[Rows from a collection]
— Start —
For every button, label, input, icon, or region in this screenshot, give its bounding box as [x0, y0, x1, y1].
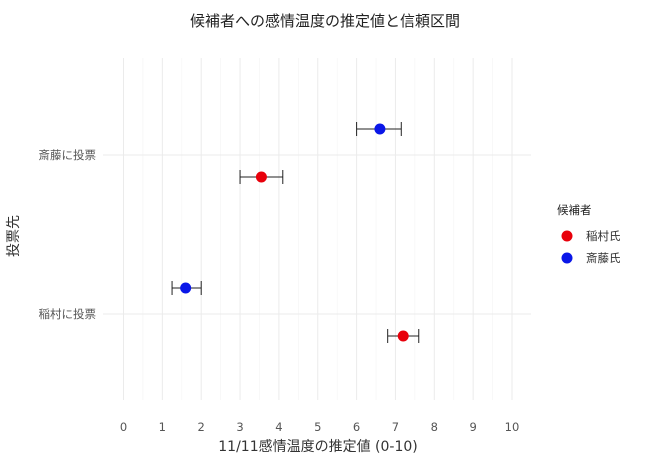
- estimate-point: [180, 282, 192, 294]
- grid-lines: [103, 58, 531, 400]
- legend-swatch: [561, 252, 573, 264]
- x-tick-label: 7: [392, 420, 399, 434]
- estimate-point: [397, 330, 409, 342]
- y-tick-label: 斎藤に投票: [39, 148, 97, 162]
- x-tick-label: 8: [431, 420, 438, 434]
- x-tick-label: 4: [275, 420, 282, 434]
- estimate-point: [374, 123, 386, 135]
- x-tick-label: 3: [236, 420, 243, 434]
- x-tick-label: 2: [198, 420, 205, 434]
- error-bar-point: [356, 122, 402, 136]
- error-bar-point: [387, 329, 420, 343]
- chart-title: 候補者への感情温度の推定値と信頼区間: [190, 12, 460, 30]
- error-bar-point: [171, 281, 202, 295]
- x-tick-label: 5: [314, 420, 321, 434]
- legend-swatch: [561, 230, 573, 242]
- x-tick-label: 10: [505, 420, 520, 434]
- x-tick-label: 6: [353, 420, 360, 434]
- x-tick-label: 0: [120, 420, 127, 434]
- data-marks: [171, 122, 420, 343]
- y-tick-label: 稲村に投票: [39, 307, 97, 321]
- x-tick-labels: 0 1 2 3 4 5 6 7 8 9 10: [120, 420, 519, 434]
- legend-title: 候補者: [557, 203, 592, 217]
- legend-label: 斎藤氏: [586, 251, 621, 265]
- x-tick-label: 9: [469, 420, 476, 434]
- y-axis-title: 投票先: [6, 215, 22, 257]
- x-tick-label: 1: [159, 420, 166, 434]
- error-bar-point: [239, 170, 284, 184]
- estimate-point: [255, 171, 267, 183]
- legend-label: 稲村氏: [586, 229, 621, 243]
- x-axis-title: 11/11感情温度の推定値 (0-10): [218, 438, 418, 455]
— End —
Task requirements> Echo every line of the rows above word for word, but leave out the pictures.

Answer to the problem>
For every button, label, input, icon, or region in this screenshot, give its bounding box as [x0, y0, x1, y1].
- estimate-point: [180, 282, 192, 294]
- grid-lines: [103, 58, 531, 400]
- legend-swatch: [561, 252, 573, 264]
- x-tick-label: 7: [392, 420, 399, 434]
- estimate-point: [397, 330, 409, 342]
- y-tick-label: 斎藤に投票: [39, 148, 97, 162]
- x-tick-label: 8: [431, 420, 438, 434]
- x-tick-label: 4: [275, 420, 282, 434]
- estimate-point: [374, 123, 386, 135]
- x-tick-label: 3: [236, 420, 243, 434]
- x-tick-label: 2: [198, 420, 205, 434]
- error-bar-point: [356, 122, 402, 136]
- error-bar-point: [387, 329, 420, 343]
- chart-title: 候補者への感情温度の推定値と信頼区間: [190, 12, 460, 30]
- error-bar-point: [171, 281, 202, 295]
- x-tick-label: 5: [314, 420, 321, 434]
- legend-swatch: [561, 230, 573, 242]
- x-tick-label: 10: [505, 420, 520, 434]
- x-tick-label: 6: [353, 420, 360, 434]
- x-tick-label: 0: [120, 420, 127, 434]
- data-marks: [171, 122, 420, 343]
- y-tick-label: 稲村に投票: [39, 307, 97, 321]
- x-tick-labels: 0 1 2 3 4 5 6 7 8 9 10: [120, 420, 519, 434]
- legend-title: 候補者: [557, 203, 592, 217]
- legend-label: 斎藤氏: [586, 251, 621, 265]
- x-tick-label: 9: [469, 420, 476, 434]
- y-axis-title: 投票先: [6, 215, 22, 257]
- x-tick-label: 1: [159, 420, 166, 434]
- error-bar-point: [239, 170, 284, 184]
- estimate-point: [255, 171, 267, 183]
- legend-label: 稲村氏: [586, 229, 621, 243]
- x-axis-title: 11/11感情温度の推定値 (0-10): [218, 438, 418, 455]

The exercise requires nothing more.